To do. Nothing but the listing below, retyped exactly, should appear in the answer.

Dataset excerpts.
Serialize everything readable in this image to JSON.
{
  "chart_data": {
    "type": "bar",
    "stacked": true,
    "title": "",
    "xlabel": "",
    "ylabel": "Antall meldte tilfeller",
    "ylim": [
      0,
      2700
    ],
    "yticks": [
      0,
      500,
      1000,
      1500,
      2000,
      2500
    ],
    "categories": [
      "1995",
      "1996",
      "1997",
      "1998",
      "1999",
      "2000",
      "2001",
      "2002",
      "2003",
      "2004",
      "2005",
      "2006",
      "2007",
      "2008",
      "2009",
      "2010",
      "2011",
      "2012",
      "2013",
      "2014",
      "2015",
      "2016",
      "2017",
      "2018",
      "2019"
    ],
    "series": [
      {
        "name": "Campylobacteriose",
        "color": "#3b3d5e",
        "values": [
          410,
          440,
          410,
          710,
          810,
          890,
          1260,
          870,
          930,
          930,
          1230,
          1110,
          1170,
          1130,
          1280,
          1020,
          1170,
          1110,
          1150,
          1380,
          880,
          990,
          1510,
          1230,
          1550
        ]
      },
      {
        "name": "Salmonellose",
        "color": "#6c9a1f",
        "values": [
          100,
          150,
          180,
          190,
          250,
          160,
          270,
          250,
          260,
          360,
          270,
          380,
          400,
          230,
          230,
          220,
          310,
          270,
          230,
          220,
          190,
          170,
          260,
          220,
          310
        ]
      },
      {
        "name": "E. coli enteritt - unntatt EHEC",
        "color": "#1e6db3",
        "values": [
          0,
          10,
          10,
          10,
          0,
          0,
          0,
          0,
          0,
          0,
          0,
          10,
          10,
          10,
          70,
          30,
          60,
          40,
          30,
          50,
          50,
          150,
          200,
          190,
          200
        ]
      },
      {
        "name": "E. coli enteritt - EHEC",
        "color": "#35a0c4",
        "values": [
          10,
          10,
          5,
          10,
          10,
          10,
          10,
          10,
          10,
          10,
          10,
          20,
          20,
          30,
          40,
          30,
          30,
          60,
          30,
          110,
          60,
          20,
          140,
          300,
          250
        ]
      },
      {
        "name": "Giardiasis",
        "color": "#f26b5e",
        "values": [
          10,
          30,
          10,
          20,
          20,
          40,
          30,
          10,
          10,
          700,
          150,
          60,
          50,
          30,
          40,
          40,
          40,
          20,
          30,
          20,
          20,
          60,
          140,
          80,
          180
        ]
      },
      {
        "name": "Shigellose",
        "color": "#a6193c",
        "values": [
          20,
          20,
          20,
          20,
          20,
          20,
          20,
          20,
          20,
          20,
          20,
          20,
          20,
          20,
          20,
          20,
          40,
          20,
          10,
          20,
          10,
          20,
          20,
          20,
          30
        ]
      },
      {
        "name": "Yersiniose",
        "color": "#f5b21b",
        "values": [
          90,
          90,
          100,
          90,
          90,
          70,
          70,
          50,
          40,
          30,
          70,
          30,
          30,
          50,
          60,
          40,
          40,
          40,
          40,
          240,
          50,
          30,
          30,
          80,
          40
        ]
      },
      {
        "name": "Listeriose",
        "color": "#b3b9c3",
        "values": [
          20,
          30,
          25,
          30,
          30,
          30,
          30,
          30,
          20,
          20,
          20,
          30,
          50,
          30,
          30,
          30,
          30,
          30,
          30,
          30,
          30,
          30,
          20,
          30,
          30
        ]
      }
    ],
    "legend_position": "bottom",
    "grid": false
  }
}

Answer space.
Serialize everything readable in this image to JSON.
{
  "chart_data": {
    "type": "bar",
    "stacked": true,
    "title": "",
    "xlabel": "",
    "ylabel": "Antall meldte tilfeller",
    "ylim": [
      0,
      2700
    ],
    "yticks": [
      0,
      500,
      1000,
      1500,
      2000,
      2500
    ],
    "categories": [
      "1995",
      "1996",
      "1997",
      "1998",
      "1999",
      "2000",
      "2001",
      "2002",
      "2003",
      "2004",
      "2005",
      "2006",
      "2007",
      "2008",
      "2009",
      "2010",
      "2011",
      "2012",
      "2013",
      "2014",
      "2015",
      "2016",
      "2017",
      "2018",
      "2019"
    ],
    "series": [
      {
        "name": "Campylobacteriose",
        "color": "#3b3d5e",
        "values": [
          410,
          440,
          410,
          710,
          810,
          890,
          1260,
          870,
          930,
          930,
          1230,
          1110,
          1170,
          1130,
          1280,
          1020,
          1170,
          1110,
          1150,
          1380,
          880,
          990,
          1510,
          1230,
          1550
        ]
      },
      {
        "name": "Salmonellose",
        "color": "#6c9a1f",
        "values": [
          100,
          150,
          180,
          190,
          250,
          160,
          270,
          250,
          260,
          360,
          270,
          380,
          400,
          230,
          230,
          220,
          310,
          270,
          230,
          220,
          190,
          170,
          260,
          220,
          310
        ]
      },
      {
        "name": "E. coli enteritt - unntatt EHEC",
        "color": "#1e6db3",
        "values": [
          0,
          10,
          10,
          10,
          0,
          0,
          0,
          0,
          0,
          0,
          0,
          10,
          10,
          10,
          70,
          30,
          60,
          40,
          30,
          50,
          50,
          150,
          200,
          190,
          200
        ]
      },
      {
        "name": "E. coli enteritt - EHEC",
        "color": "#35a0c4",
        "values": [
          10,
          10,
          5,
          10,
          10,
          10,
          10,
          10,
          10,
          10,
          10,
          20,
          20,
          30,
          40,
          30,
          30,
          60,
          30,
          110,
          60,
          20,
          140,
          300,
          250
        ]
      },
      {
        "name": "Giardiasis",
        "color": "#f26b5e",
        "values": [
          10,
          30,
          10,
          20,
          20,
          40,
          30,
          10,
          10,
          700,
          150,
          60,
          50,
          30,
          40,
          40,
          40,
          20,
          30,
          20,
          20,
          60,
          140,
          80,
          180
        ]
      },
      {
        "name": "Shigellose",
        "color": "#a6193c",
        "values": [
          20,
          20,
          20,
          20,
          20,
          20,
          20,
          20,
          20,
          20,
          20,
          20,
          20,
          20,
          20,
          20,
          40,
          20,
          10,
          20,
          10,
          20,
          20,
          20,
          30
        ]
      },
      {
        "name": "Yersiniose",
        "color": "#f5b21b",
        "values": [
          90,
          90,
          100,
          90,
          90,
          70,
          70,
          50,
          40,
          30,
          70,
          30,
          30,
          50,
          60,
          40,
          40,
          40,
          40,
          240,
          50,
          30,
          30,
          80,
          40
        ]
      },
      {
        "name": "Listeriose",
        "color": "#b3b9c3",
        "values": [
          20,
          30,
          25,
          30,
          30,
          30,
          30,
          30,
          20,
          20,
          20,
          30,
          50,
          30,
          30,
          30,
          30,
          30,
          30,
          30,
          30,
          30,
          20,
          30,
          30
        ]
      }
    ],
    "legend_position": "bottom",
    "grid": false
  }
}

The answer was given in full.